SUPPLIED PASSAGE:
____________

Be observant. Most people think about gathering competitive intelligence from competitor’s exhibit areas and formal presentations, but sometimes the best intelligence is gathered at informal settings such as the conference coffee shops, the conference hotel cafe, the elevator, cocktail parties, the bus ride to the airport, even in the airplane.

Tactic #4 Build an information database
Build a database for all the information you have on the competition and the marketplace that can easily be browsed and that is easily kept up-to-date. Also build a database of contacts both internal and external to your company who are great sources of information about your industry, the marketplace, the competition…and make this sortable as well! This quick access to contacts and information greatly speeds up your research timeline!

Tactic #5 Remain ethical and avoid deception
Make sure anyone you use to collect information is operating under the same ethical standards as held by your company. Check out SCIP’s website for its code of ethics.

Remember I will provide more detail about each of these 5 tactics in future blogs.

Reviewing Early Chapters of “Competitive Intelligence Advantage”

I am reading Seena Sharp’s book Competitive Intelligence Advantage. In the spirit of cooperative intelligence, I am reading a couple of chapters at a time and will share what I like in this blog.

Her introduction is compelling. Seena enumerates what questions a person might ask who will benefit from competitive intelligence. Here are my favorites from her list of 12:

Have you been blindsided by the loss of a sale to a competitor—especially one who is unknown, emerging or to a substitute?

Do you question if your assumptions are still valid about your industry, competitors, customers and products?

Have you noticed possible signs of an opportunity, but aren’t sure if it makes sense for your company?

In her first chapter Ms. Sharp explains the dilemma we face when we deal with company executives who are often arrogant and overconfident and don’t want to hear bad or contrarian news (even though that’s what they pay us to do in competitive intelligence). While those who lead companies are often brilliant, all can benefit from better intelligence when making strategic decisions.

I particularly enjoyed chapter 2 which provides the most thorough definitions around competitive intelligence (CI) that I have read anywhere. In an effort to describe and define the benefits of CI, Seena describes other more commonly understood processes such as knowledge management, market research, scenario planning and business intelligence. I especially appreciated her distinctions between market research and competitive intelligence. Both include research on the market while market research tends to focus on consumers or business customers and is more quantitative while competitive intelligence is more qualitative and future oriented as it looks at what is emerging in a market or an industry, and considers other external factors in addition to customers.

____________

DATA TO EXAMINE:
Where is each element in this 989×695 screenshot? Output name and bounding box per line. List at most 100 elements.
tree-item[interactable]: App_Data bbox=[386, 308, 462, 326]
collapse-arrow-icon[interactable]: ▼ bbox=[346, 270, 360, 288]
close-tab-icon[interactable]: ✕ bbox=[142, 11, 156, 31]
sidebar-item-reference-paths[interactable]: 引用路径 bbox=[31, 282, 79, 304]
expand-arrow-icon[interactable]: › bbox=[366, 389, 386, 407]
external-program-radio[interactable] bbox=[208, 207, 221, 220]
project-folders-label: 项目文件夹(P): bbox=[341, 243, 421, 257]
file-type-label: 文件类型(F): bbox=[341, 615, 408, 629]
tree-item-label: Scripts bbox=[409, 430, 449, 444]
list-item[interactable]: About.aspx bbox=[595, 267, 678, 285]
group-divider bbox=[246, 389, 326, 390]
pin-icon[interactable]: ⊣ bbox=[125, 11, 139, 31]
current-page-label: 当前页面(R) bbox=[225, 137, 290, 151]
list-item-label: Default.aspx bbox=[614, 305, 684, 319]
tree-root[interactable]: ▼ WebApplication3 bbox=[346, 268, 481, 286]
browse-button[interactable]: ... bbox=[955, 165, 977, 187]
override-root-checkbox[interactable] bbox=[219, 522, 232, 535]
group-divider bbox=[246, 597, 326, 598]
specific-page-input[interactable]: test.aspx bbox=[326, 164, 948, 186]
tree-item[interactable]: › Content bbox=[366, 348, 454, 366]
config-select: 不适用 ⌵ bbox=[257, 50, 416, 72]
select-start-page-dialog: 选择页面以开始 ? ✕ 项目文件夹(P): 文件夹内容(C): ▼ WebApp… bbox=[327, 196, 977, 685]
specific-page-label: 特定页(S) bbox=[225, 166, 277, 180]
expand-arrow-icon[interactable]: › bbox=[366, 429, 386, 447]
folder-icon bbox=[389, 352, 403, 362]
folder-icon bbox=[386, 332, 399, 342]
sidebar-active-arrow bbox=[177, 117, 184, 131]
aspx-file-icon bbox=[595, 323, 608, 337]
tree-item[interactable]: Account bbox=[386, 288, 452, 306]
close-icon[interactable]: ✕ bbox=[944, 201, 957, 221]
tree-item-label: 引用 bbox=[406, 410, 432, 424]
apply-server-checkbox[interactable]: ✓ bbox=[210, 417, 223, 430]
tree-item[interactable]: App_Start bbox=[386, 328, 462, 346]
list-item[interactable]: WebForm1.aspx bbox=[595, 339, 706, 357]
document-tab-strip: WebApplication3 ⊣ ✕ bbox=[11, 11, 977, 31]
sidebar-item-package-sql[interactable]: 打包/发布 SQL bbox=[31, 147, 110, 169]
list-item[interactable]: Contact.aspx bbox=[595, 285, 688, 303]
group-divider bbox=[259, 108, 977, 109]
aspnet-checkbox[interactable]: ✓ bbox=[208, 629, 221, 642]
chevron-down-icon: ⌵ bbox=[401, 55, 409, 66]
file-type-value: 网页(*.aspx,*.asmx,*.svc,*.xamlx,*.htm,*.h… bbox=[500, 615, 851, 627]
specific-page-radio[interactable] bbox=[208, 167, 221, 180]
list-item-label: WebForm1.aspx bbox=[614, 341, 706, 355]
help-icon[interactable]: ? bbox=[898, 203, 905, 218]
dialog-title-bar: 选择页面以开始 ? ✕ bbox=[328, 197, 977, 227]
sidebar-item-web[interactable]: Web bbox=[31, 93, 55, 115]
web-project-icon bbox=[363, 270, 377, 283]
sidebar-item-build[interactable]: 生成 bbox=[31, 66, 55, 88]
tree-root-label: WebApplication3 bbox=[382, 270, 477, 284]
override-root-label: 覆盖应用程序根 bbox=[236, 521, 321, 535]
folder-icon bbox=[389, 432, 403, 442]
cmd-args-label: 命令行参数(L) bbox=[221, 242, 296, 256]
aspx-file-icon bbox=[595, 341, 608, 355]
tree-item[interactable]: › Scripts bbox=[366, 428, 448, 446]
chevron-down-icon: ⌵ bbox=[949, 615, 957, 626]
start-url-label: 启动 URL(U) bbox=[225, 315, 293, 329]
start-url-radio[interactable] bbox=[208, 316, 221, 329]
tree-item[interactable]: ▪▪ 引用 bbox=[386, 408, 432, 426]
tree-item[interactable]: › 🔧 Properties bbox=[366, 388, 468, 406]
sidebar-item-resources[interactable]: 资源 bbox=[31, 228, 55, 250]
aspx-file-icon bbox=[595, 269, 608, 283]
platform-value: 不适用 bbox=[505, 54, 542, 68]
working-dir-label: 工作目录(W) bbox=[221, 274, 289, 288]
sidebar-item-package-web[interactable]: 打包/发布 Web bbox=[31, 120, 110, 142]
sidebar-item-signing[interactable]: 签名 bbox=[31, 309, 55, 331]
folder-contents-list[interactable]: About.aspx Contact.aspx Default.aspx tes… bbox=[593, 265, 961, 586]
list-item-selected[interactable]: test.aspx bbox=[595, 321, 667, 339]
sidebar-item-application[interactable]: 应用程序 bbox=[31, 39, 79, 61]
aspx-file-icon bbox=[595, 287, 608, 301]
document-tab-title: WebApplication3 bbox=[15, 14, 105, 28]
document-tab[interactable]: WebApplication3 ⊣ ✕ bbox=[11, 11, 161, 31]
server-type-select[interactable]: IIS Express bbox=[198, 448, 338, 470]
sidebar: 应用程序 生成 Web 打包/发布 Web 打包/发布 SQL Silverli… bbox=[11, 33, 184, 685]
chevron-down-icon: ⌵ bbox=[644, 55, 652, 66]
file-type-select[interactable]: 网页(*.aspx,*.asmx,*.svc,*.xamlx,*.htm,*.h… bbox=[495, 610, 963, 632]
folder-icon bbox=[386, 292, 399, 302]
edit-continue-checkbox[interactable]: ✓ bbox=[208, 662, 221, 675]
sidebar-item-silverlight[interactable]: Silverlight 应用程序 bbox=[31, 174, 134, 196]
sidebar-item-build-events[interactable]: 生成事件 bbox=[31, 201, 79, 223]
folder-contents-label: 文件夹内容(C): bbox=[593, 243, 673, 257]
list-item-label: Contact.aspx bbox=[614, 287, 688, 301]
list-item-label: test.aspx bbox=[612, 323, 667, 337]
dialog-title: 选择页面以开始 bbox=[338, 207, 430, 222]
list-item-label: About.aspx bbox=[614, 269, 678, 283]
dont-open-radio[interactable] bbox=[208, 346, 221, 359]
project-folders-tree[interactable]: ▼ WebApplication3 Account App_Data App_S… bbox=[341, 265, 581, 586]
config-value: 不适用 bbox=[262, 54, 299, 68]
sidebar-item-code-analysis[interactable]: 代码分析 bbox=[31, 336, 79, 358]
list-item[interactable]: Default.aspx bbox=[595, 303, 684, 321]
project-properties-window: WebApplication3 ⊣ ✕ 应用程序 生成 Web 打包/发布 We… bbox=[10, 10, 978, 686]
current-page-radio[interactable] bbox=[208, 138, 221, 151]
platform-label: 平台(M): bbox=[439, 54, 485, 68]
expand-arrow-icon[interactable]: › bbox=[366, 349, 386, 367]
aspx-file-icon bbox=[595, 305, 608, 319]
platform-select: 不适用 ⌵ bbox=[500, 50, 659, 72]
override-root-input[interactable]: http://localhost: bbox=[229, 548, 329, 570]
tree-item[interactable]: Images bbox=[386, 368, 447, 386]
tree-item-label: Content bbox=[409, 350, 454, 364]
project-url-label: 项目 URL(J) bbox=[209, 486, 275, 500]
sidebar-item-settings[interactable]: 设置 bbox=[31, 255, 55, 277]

____________

Write out the competitive intelligence passage verbatim from "Reviewing Early Chapters" up to and including "to a substitute?". The rows are separate material and are unrelated to the competitive intelligence passage.

TASK SOLUTION:
Reviewing Early Chapters of “Competitive Intelligence Advantage”

I am reading Seena Sharp’s book Competitive Intelligence Advantage. In the spirit of cooperative intelligence, I am reading a couple of chapters at a time and will share what I like in this blog.

Her introduction is compelling. Seena enumerates what questions a person might ask who will benefit from competitive intelligence. Here are my favorites from her list of 12:

Have you been blindsided by the loss of a sale to a competitor—especially one who is unknown, emerging or to a substitute?